▼
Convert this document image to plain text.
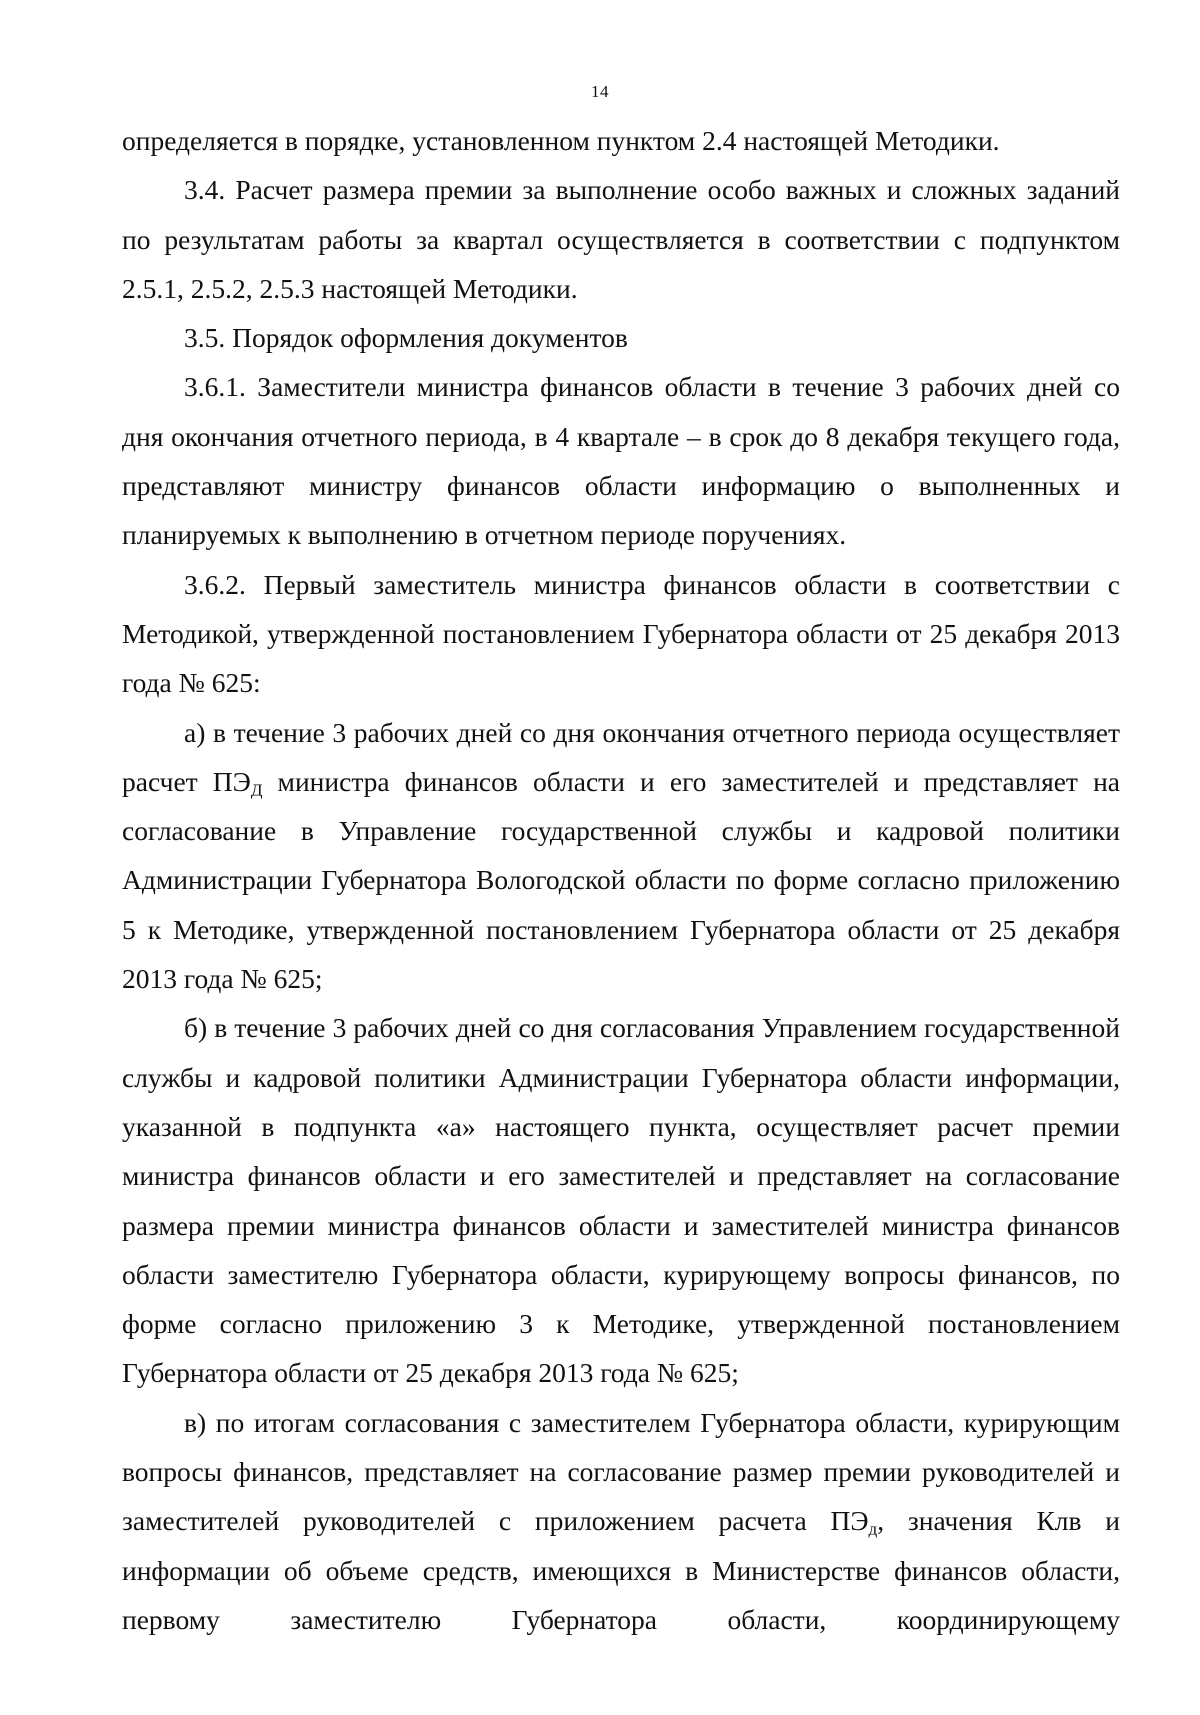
14

определяется в порядке, установленном пунктом 2.4 настоящей Методики.

3.4. Расчет размера премии за выполнение особо важных и сложных заданий по результатам работы за квартал осуществляется в соответствии с подпунктом 2.5.1, 2.5.2, 2.5.3 настоящей Методики.

3.5. Порядок оформления документов

3.6.1. Заместители министра финансов области в течение 3 рабочих дней со дня окончания отчетного периода, в 4 квартале – в срок до 8 декабря текущего года, представляют министру финансов области информацию о выполненных и планируемых к выполнению в отчетном периоде поручениях.

3.6.2. Первый заместитель министра финансов области в соответствии с Методикой, утвержденной постановлением Губернатора области от 25 декабря 2013 года № 625:

а) в течение 3 рабочих дней со дня окончания отчетного периода осуществляет расчет $ПЭ_Д$ министра финансов области и его заместителей и представляет на согласование в Управление государственной службы и кадровой политики Администрации Губернатора Вологодской области по форме согласно приложению 5 к Методике, утвержденной постановлением Губернатора области от 25 декабря 2013 года № 625;

б) в течение 3 рабочих дней со дня согласования Управлением государственной службы и кадровой политики Администрации Губернатора области информации, указанной в подпункта «а» настоящего пункта, осуществляет расчет премии министра финансов области и его заместителей и представляет на согласование размера премии министра финансов области и заместителей министра финансов области заместителю Губернатора области, курирующему вопросы финансов, по форме согласно приложению 3 к Методике, утвержденной постановлением Губернатора области от 25 декабря 2013 года № 625;

в) по итогам согласования с заместителем Губернатора области, курирующим вопросы финансов, представляет на согласование размер премии руководителей и заместителей руководителей с приложением расчета $ПЭ_д$, значения Клв и информации об объеме средств, имеющихся в Министерстве финансов области, первому заместителю Губернатора области, координирующему
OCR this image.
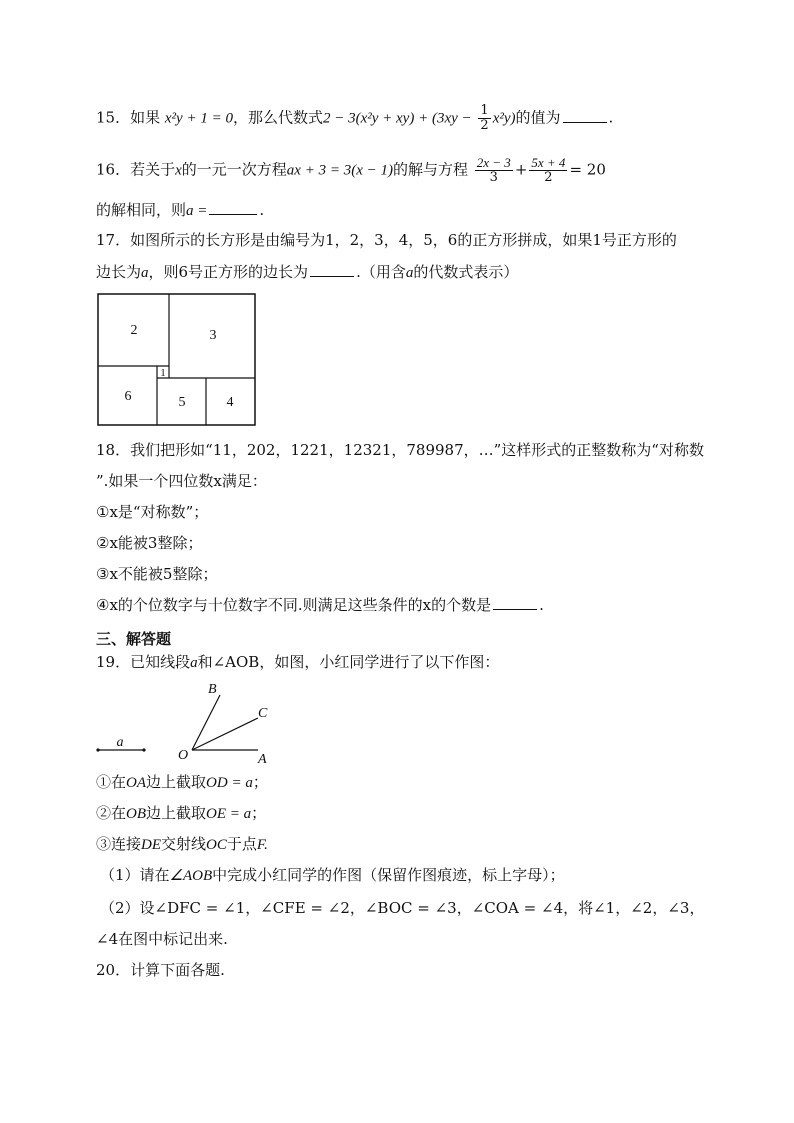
15．如果 x²y + 1 = 0，那么代数式$2 - 3(x^2y + xy) + (3xy - \frac{1}{2} x^2y)$的值为	.
16．若关于x的一元一次方程ax + 3 = 3(x − 1)的解与方程 $\frac{2x - 3}{3} + \frac{5x + 4}{2} = 20$
的解相同，则a =	.
17．如图所示的长方形是由编号为1，2，3，4，5，6的正方形拼成，如果1号正方形的
边长为a，则6号正方形的边长为	.（用含a的代数式表示）
2	3
1
6	5	4
18．我们把形如“11，202，1221，12321，789987，…”这样形式的正整数称为“对称数
”.如果一个四位数x满足：
①x是“对称数”；
②x能被3整除；
③x不能被5整除；
④x的个位数字与十位数字不同.则满足这些条件的x的个数是	.
三、解答题
19．已知线段a和∠AOB，如图，小红同学进行了以下作图：
a
B
C
O	A
①在OA边上截取OD = a；
②在OB边上截取OE = a；
③连接DE交射线OC于点F.
（1）请在∠AOB中完成小红同学的作图（保留作图痕迹，标上字母）；
（2）设∠DFC = ∠1，∠CFE = ∠2，∠BOC = ∠3，∠COA = ∠4，将∠1，∠2，∠3，
∠4在图中标记出来.
20．计算下面各题.
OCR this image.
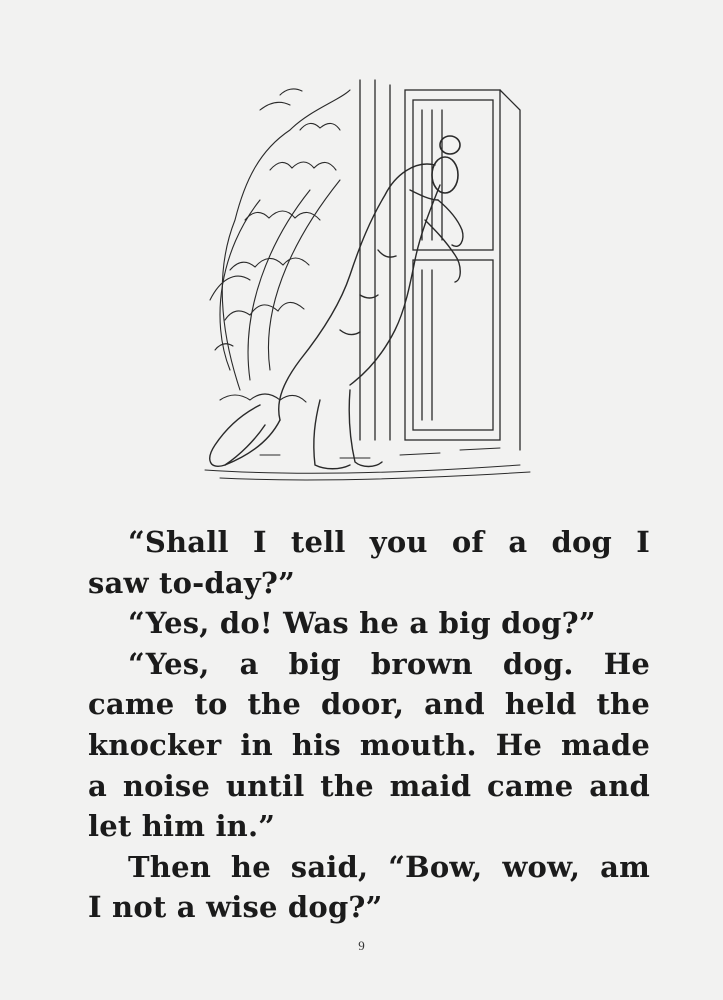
“Shall I tell you of a dog I
saw to-day?”

“Yes, do! Was he a big dog?”

“Yes, a big brown dog. He
came to the door, and held the
knocker in his mouth. He made
a noise until the maid came and
let him in.”

Then he said, “Bow, wow, am
I not a wise dog?”

9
▲
EXERCISE DETAILS: In the listing, find each line with the string "согласно" and copy it.

SOLUTION FOR THIS TASK:
а) в течение 3 рабочих дней со дня окончания отчетного периода осуществляет расчет $ПЭ_Д$ министра финансов области и его заместителей и представляет на согласование в Управление государственной службы и кадровой политики Администрации Губернатора Вологодской области по форме согласно приложению 5 к Методике, утвержденной постановлением Губернатора области от 25 декабря 2013 года № 625;
б) в течение 3 рабочих дней со дня согласования Управлением государственной службы и кадровой политики Администрации Губернатора области информации, указанной в подпункта «а» настоящего пункта, осуществляет расчет премии министра финансов области и его заместителей и представляет на согласование размера премии министра финансов области и заместителей министра финансов области заместителю Губернатора области, курирующему вопросы финансов, по форме согласно приложению 3 к Методике, утвержденной постановлением Губернатора области от 25 декабря 2013 года № 625;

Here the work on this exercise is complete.